▶ Data records
<<<<

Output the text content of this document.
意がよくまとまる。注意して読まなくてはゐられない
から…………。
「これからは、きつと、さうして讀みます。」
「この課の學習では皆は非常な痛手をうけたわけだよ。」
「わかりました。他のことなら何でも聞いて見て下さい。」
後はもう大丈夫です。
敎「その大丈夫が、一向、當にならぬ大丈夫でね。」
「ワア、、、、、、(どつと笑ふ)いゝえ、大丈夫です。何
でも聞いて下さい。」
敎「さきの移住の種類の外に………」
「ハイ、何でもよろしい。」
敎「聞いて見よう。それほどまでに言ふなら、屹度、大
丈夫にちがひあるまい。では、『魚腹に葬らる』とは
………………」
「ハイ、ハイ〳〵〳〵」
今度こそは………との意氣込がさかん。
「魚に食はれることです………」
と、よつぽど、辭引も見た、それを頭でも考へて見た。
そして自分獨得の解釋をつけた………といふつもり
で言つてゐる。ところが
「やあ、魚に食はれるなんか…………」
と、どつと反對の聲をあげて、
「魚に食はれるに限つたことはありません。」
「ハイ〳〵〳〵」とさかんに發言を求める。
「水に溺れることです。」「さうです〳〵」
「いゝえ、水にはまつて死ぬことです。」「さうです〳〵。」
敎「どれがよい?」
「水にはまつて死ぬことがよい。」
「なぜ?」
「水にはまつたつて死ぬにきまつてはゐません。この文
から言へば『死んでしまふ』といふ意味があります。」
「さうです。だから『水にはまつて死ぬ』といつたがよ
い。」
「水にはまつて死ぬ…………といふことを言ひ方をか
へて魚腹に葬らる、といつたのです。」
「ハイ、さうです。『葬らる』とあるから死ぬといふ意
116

>>>>

Which lines hold the word "さうです〳〵"? Show each one.

「水に溺れることです。」「さうです〳〵」
「いゝえ、水にはまつて死ぬことです。」「さうです〳〵。」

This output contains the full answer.